AIM: Copy out the listing below line for line, with no changes to any character.

=== SUPPLIED MATERIAL ===

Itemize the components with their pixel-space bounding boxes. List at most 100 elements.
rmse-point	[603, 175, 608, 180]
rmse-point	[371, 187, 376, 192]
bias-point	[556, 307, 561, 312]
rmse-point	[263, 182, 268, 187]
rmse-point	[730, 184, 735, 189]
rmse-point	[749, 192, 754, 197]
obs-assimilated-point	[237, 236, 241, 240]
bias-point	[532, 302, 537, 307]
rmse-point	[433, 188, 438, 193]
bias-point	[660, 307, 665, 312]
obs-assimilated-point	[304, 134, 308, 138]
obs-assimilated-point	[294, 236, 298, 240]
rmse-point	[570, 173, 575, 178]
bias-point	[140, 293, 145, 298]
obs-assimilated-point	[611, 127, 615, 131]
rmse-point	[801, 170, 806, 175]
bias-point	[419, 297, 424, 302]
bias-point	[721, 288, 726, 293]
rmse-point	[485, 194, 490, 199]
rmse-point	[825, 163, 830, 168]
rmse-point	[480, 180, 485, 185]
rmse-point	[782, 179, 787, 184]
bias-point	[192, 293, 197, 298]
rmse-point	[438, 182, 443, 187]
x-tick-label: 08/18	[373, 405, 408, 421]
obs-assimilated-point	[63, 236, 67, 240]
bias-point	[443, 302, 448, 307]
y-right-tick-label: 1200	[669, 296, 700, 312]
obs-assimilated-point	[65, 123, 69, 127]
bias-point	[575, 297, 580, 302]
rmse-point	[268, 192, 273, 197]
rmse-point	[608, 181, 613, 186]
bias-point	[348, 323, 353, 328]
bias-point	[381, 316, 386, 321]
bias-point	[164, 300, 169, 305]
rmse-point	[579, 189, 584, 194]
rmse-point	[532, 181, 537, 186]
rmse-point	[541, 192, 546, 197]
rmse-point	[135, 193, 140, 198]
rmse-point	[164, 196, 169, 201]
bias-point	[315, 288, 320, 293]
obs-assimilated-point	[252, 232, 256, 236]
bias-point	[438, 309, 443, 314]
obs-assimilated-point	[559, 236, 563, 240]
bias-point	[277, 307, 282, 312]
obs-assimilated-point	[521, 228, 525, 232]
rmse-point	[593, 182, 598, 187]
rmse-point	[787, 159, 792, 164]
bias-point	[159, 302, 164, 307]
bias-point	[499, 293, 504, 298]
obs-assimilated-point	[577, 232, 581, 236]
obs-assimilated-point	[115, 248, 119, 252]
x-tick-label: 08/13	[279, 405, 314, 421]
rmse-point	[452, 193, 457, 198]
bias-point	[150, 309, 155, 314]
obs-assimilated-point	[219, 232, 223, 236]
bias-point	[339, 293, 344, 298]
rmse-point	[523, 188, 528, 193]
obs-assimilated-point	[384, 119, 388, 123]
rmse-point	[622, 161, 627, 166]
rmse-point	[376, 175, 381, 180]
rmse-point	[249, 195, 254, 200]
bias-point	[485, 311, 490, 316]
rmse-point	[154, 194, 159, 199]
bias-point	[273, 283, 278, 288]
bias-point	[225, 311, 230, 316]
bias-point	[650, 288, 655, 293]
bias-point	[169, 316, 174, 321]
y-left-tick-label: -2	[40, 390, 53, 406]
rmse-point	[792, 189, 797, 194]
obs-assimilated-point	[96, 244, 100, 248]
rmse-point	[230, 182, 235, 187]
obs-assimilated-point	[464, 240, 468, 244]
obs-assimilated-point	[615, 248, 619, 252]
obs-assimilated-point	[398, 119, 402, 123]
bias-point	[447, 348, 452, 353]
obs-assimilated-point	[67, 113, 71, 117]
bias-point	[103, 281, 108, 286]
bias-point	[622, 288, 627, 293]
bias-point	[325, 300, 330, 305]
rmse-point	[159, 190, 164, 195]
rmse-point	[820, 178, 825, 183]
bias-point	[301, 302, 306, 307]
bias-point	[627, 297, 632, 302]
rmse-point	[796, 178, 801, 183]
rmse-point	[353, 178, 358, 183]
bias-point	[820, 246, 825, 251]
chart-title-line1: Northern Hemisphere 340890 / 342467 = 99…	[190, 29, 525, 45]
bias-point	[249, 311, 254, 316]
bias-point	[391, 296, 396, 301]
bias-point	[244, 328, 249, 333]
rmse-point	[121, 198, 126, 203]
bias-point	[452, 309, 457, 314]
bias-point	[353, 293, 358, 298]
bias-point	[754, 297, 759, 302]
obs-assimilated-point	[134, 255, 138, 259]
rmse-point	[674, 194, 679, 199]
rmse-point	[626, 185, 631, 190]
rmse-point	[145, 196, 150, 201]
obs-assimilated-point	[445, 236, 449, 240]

===

ANSWER TO THE EXERCISE:
Itemize the components with their pixel-space bounding boxes. List at most 100 elements.
rmse-point	[603, 175, 608, 180]
rmse-point	[371, 187, 376, 192]
bias-point	[556, 307, 561, 312]
rmse-point	[263, 182, 268, 187]
rmse-point	[730, 184, 735, 189]
rmse-point	[749, 192, 754, 197]
obs-assimilated-point	[237, 236, 241, 240]
bias-point	[532, 302, 537, 307]
rmse-point	[433, 188, 438, 193]
bias-point	[660, 307, 665, 312]
obs-assimilated-point	[304, 134, 308, 138]
obs-assimilated-point	[294, 236, 298, 240]
rmse-point	[570, 173, 575, 178]
bias-point	[140, 293, 145, 298]
obs-assimilated-point	[611, 127, 615, 131]
rmse-point	[801, 170, 806, 175]
bias-point	[419, 297, 424, 302]
bias-point	[721, 288, 726, 293]
rmse-point	[485, 194, 490, 199]
rmse-point	[825, 163, 830, 168]
rmse-point	[480, 180, 485, 185]
rmse-point	[782, 179, 787, 184]
bias-point	[192, 293, 197, 298]
rmse-point	[438, 182, 443, 187]
x-tick-label: 08/18	[373, 405, 408, 421]
obs-assimilated-point	[63, 236, 67, 240]
bias-point	[443, 302, 448, 307]
y-right-tick-label: 1200	[669, 296, 700, 312]
obs-assimilated-point	[65, 123, 69, 127]
bias-point	[575, 297, 580, 302]
rmse-point	[268, 192, 273, 197]
rmse-point	[608, 181, 613, 186]
bias-point	[348, 323, 353, 328]
bias-point	[381, 316, 386, 321]
bias-point	[164, 300, 169, 305]
rmse-point	[579, 189, 584, 194]
rmse-point	[532, 181, 537, 186]
rmse-point	[541, 192, 546, 197]
rmse-point	[135, 193, 140, 198]
rmse-point	[164, 196, 169, 201]
bias-point	[315, 288, 320, 293]
obs-assimilated-point	[252, 232, 256, 236]
bias-point	[438, 309, 443, 314]
obs-assimilated-point	[559, 236, 563, 240]
bias-point	[277, 307, 282, 312]
obs-assimilated-point	[521, 228, 525, 232]
rmse-point	[593, 182, 598, 187]
rmse-point	[787, 159, 792, 164]
bias-point	[159, 302, 164, 307]
bias-point	[499, 293, 504, 298]
obs-assimilated-point	[577, 232, 581, 236]
obs-assimilated-point	[115, 248, 119, 252]
x-tick-label: 08/13	[279, 405, 314, 421]
rmse-point	[452, 193, 457, 198]
bias-point	[150, 309, 155, 314]
obs-assimilated-point	[219, 232, 223, 236]
bias-point	[339, 293, 344, 298]
rmse-point	[523, 188, 528, 193]
obs-assimilated-point	[384, 119, 388, 123]
rmse-point	[622, 161, 627, 166]
rmse-point	[376, 175, 381, 180]
rmse-point	[249, 195, 254, 200]
bias-point	[485, 311, 490, 316]
rmse-point	[154, 194, 159, 199]
bias-point	[273, 283, 278, 288]
bias-point	[225, 311, 230, 316]
bias-point	[650, 288, 655, 293]
bias-point	[169, 316, 174, 321]
y-left-tick-label: -2	[40, 390, 53, 406]
rmse-point	[792, 189, 797, 194]
obs-assimilated-point	[96, 244, 100, 248]
rmse-point	[230, 182, 235, 187]
obs-assimilated-point	[464, 240, 468, 244]
obs-assimilated-point	[615, 248, 619, 252]
obs-assimilated-point	[398, 119, 402, 123]
bias-point	[447, 348, 452, 353]
obs-assimilated-point	[67, 113, 71, 117]
bias-point	[103, 281, 108, 286]
bias-point	[622, 288, 627, 293]
bias-point	[325, 300, 330, 305]
rmse-point	[159, 190, 164, 195]
rmse-point	[820, 178, 825, 183]
bias-point	[301, 302, 306, 307]
bias-point	[627, 297, 632, 302]
rmse-point	[796, 178, 801, 183]
rmse-point	[353, 178, 358, 183]
bias-point	[820, 246, 825, 251]
chart-title-line1: Northern Hemisphere 340890 / 342467 = 99…	[190, 29, 525, 45]
bias-point	[249, 311, 254, 316]
bias-point	[391, 296, 396, 301]
bias-point	[244, 328, 249, 333]
rmse-point	[121, 198, 126, 203]
bias-point	[452, 309, 457, 314]
bias-point	[353, 293, 358, 298]
bias-point	[754, 297, 759, 302]
obs-assimilated-point	[134, 255, 138, 259]
rmse-point	[674, 194, 679, 199]
rmse-point	[626, 185, 631, 190]
rmse-point	[145, 196, 150, 201]
obs-assimilated-point	[445, 236, 449, 240]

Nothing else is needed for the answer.